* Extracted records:
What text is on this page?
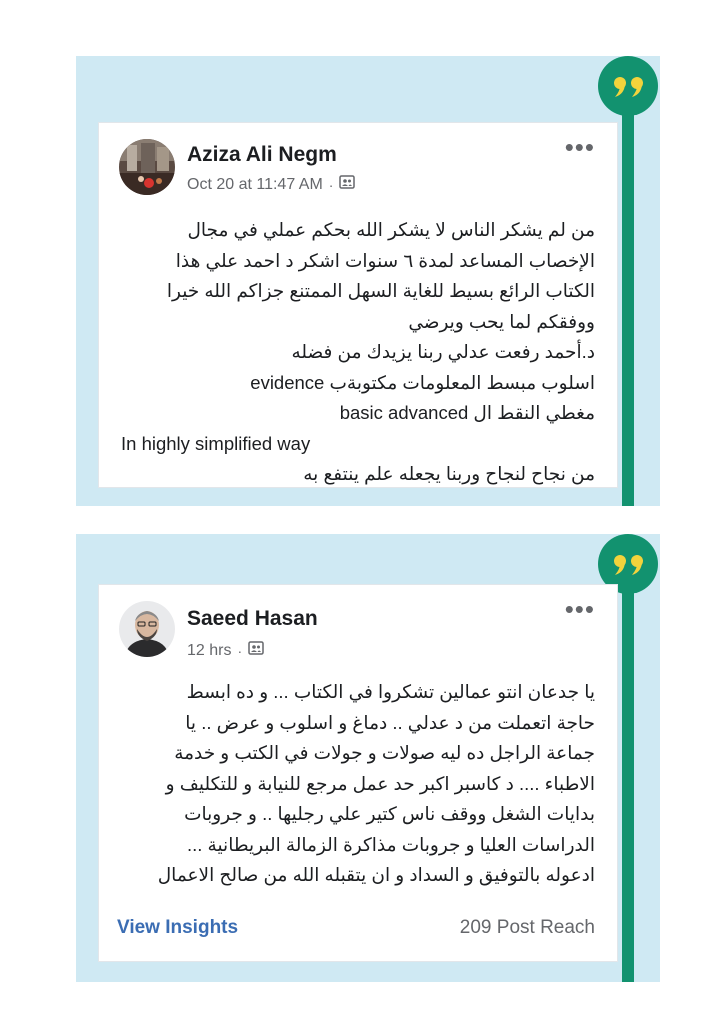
Aziza Ali Negm
Oct 20 at 11:47 AM ·
•••
من لم يشكر الناس لا يشكر الله بحكم عملي في مجال
الإخصاب المساعد لمدة ٦ سنوات اشكر د احمد علي هذا
الكتاب الرائع بسيط للغاية السهل الممتنع جزاكم الله خيرا
ووفقكم لما يحب ويرضي
د.أحمد رفعت عدلي ربنا يزيدك من فضله
اسلوب مبسط المعلومات مكتوبةب evidence
مغطي النقط ال basic advanced
In highly simplified way
من نجاح لنجاح وربنا يجعله علم ينتفع به
Saeed Hasan
12 hrs ·
•••
يا جدعان انتو عمالين تشكروا في الكتاب ... و ده ابسط
حاجة اتعملت من د عدلي .. دماغ و اسلوب و عرض .. يا
جماعة الراجل ده ليه صولات و جولات في الكتب و خدمة
الاطباء .... د كاسبر اكبر حد عمل مرجع للنيابة و للتكليف و
بدايات الشغل ووقف ناس كتير علي رجليها .. و جروبات
الدراسات العليا و جروبات مذاكرة الزمالة البريطانية ...
ادعوله بالتوفيق و السداد و ان يتقبله الله من صالح الاعمال
View Insights	209 Post Reach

* EXERCISE GOAL: Repeat the records word for word. Any picture in them should be left out.

* TASK SOLUTION:
What text is on this page?
Aziza Ali Negm
Oct 20 at 11:47 AM ·
•••
من لم يشكر الناس لا يشكر الله بحكم عملي في مجال
الإخصاب المساعد لمدة ٦ سنوات اشكر د احمد علي هذا
الكتاب الرائع بسيط للغاية السهل الممتنع جزاكم الله خيرا
ووفقكم لما يحب ويرضي
د.أحمد رفعت عدلي ربنا يزيدك من فضله
اسلوب مبسط المعلومات مكتوبةب evidence
مغطي النقط ال basic advanced
In highly simplified way
من نجاح لنجاح وربنا يجعله علم ينتفع به
Saeed Hasan
12 hrs ·
•••
يا جدعان انتو عمالين تشكروا في الكتاب ... و ده ابسط
حاجة اتعملت من د عدلي .. دماغ و اسلوب و عرض .. يا
جماعة الراجل ده ليه صولات و جولات في الكتب و خدمة
الاطباء .... د كاسبر اكبر حد عمل مرجع للنيابة و للتكليف و
بدايات الشغل ووقف ناس كتير علي رجليها .. و جروبات
الدراسات العليا و جروبات مذاكرة الزمالة البريطانية ...
ادعوله بالتوفيق و السداد و ان يتقبله الله من صالح الاعمال
View Insights	209 Post Reach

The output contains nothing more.